Supplied material:
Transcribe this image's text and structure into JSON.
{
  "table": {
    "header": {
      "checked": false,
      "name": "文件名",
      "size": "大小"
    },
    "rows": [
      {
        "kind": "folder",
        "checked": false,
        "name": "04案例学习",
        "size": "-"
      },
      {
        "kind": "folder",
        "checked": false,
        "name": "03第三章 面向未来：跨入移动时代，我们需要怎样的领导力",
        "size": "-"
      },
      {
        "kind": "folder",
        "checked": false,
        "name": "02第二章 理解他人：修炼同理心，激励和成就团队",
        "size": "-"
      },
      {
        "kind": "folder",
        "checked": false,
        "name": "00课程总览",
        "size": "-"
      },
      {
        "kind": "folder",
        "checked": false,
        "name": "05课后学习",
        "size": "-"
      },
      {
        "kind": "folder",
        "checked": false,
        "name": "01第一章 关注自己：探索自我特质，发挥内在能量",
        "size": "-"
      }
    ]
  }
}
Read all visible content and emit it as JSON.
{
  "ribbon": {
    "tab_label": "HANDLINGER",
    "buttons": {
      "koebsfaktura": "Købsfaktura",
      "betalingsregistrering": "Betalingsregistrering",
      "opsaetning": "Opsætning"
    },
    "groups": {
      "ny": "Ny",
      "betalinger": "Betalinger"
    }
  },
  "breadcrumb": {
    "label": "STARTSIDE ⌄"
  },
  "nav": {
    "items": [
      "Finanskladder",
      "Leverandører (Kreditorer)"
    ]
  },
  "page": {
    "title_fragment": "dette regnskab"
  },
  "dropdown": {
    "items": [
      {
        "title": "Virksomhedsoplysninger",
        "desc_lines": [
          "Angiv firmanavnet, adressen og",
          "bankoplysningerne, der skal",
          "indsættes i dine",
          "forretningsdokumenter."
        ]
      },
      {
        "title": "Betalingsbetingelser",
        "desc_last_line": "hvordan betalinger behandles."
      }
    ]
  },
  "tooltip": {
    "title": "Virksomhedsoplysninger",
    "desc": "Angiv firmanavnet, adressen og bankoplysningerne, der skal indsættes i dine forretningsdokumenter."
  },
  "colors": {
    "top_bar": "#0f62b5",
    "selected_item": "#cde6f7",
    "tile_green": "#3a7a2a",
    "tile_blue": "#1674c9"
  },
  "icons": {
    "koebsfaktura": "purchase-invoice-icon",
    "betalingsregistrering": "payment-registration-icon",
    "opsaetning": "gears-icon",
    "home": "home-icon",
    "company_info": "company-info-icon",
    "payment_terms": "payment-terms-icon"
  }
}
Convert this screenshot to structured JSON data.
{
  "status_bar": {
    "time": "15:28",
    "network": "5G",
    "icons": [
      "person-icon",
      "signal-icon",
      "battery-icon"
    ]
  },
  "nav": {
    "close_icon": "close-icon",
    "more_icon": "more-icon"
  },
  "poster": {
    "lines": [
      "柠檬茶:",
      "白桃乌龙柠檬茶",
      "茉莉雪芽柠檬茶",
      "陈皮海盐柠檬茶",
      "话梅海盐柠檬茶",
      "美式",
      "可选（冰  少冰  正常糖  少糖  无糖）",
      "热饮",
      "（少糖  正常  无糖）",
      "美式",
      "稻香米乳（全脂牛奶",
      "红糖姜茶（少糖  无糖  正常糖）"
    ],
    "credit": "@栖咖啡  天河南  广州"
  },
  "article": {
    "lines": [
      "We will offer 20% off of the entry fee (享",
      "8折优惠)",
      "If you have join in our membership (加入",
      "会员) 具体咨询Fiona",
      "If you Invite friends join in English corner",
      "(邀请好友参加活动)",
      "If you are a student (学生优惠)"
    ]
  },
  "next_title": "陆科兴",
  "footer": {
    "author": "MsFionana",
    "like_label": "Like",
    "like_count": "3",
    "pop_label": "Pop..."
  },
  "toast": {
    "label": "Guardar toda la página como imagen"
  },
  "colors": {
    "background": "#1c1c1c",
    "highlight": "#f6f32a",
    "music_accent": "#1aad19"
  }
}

Exercise description: Print the entries exactly. Include every one.

Answer below:
Transcribe this image's text and structure into JSON.
{
  "table": {
    "header": {
      "checked": false,
      "name": "文件名",
      "size": "大小"
    },
    "rows": [
      {
        "kind": "folder",
        "checked": false,
        "name": "04案例学习",
        "size": "-"
      },
      {
        "kind": "folder",
        "checked": false,
        "name": "03第三章 面向未来：跨入移动时代，我们需要怎样的领导力",
        "size": "-"
      },
      {
        "kind": "folder",
        "checked": false,
        "name": "02第二章 理解他人：修炼同理心，激励和成就团队",
        "size": "-"
      },
      {
        "kind": "folder",
        "checked": false,
        "name": "00课程总览",
        "size": "-"
      },
      {
        "kind": "folder",
        "checked": false,
        "name": "05课后学习",
        "size": "-"
      },
      {
        "kind": "folder",
        "checked": false,
        "name": "01第一章 关注自己：探索自我特质，发挥内在能量",
        "size": "-"
      }
    ]
  }
}
Read all visible content and emit it as JSON.
{
  "ribbon": {
    "tab_label": "HANDLINGER",
    "buttons": {
      "koebsfaktura": "Købsfaktura",
      "betalingsregistrering": "Betalingsregistrering",
      "opsaetning": "Opsætning"
    },
    "groups": {
      "ny": "Ny",
      "betalinger": "Betalinger"
    }
  },
  "breadcrumb": {
    "label": "STARTSIDE ⌄"
  },
  "nav": {
    "items": [
      "Finanskladder",
      "Leverandører (Kreditorer)"
    ]
  },
  "page": {
    "title_fragment": "dette regnskab"
  },
  "dropdown": {
    "items": [
      {
        "title": "Virksomhedsoplysninger",
        "desc_lines": [
          "Angiv firmanavnet, adressen og",
          "bankoplysningerne, der skal",
          "indsættes i dine",
          "forretningsdokumenter."
        ]
      },
      {
        "title": "Betalingsbetingelser",
        "desc_last_line": "hvordan betalinger behandles."
      }
    ]
  },
  "tooltip": {
    "title": "Virksomhedsoplysninger",
    "desc": "Angiv firmanavnet, adressen og bankoplysningerne, der skal indsættes i dine forretningsdokumenter."
  },
  "colors": {
    "top_bar": "#0f62b5",
    "selected_item": "#cde6f7",
    "tile_green": "#3a7a2a",
    "tile_blue": "#1674c9"
  },
  "icons": {
    "koebsfaktura": "purchase-invoice-icon",
    "betalingsregistrering": "payment-registration-icon",
    "opsaetning": "gears-icon",
    "home": "home-icon",
    "company_info": "company-info-icon",
    "payment_terms": "payment-terms-icon"
  }
}
Convert this screenshot to structured JSON data.
{
  "status_bar": {
    "time": "15:28",
    "network": "5G",
    "icons": [
      "person-icon",
      "signal-icon",
      "battery-icon"
    ]
  },
  "nav": {
    "close_icon": "close-icon",
    "more_icon": "more-icon"
  },
  "poster": {
    "lines": [
      "柠檬茶:",
      "白桃乌龙柠檬茶",
      "茉莉雪芽柠檬茶",
      "陈皮海盐柠檬茶",
      "话梅海盐柠檬茶",
      "美式",
      "可选（冰  少冰  正常糖  少糖  无糖）",
      "热饮",
      "（少糖  正常  无糖）",
      "美式",
      "稻香米乳（全脂牛奶",
      "红糖姜茶（少糖  无糖  正常糖）"
    ],
    "credit": "@栖咖啡  天河南  广州"
  },
  "article": {
    "lines": [
      "We will offer 20% off of the entry fee (享",
      "8折优惠)",
      "If you have join in our membership (加入",
      "会员) 具体咨询Fiona",
      "If you Invite friends join in English corner",
      "(邀请好友参加活动)",
      "If you are a student (学生优惠)"
    ]
  },
  "next_title": "陆科兴",
  "footer": {
    "author": "MsFionana",
    "like_label": "Like",
    "like_count": "3",
    "pop_label": "Pop..."
  },
  "toast": {
    "label": "Guardar toda la página como imagen"
  },
  "colors": {
    "background": "#1c1c1c",
    "highlight": "#f6f32a",
    "music_accent": "#1aad19"
  }
}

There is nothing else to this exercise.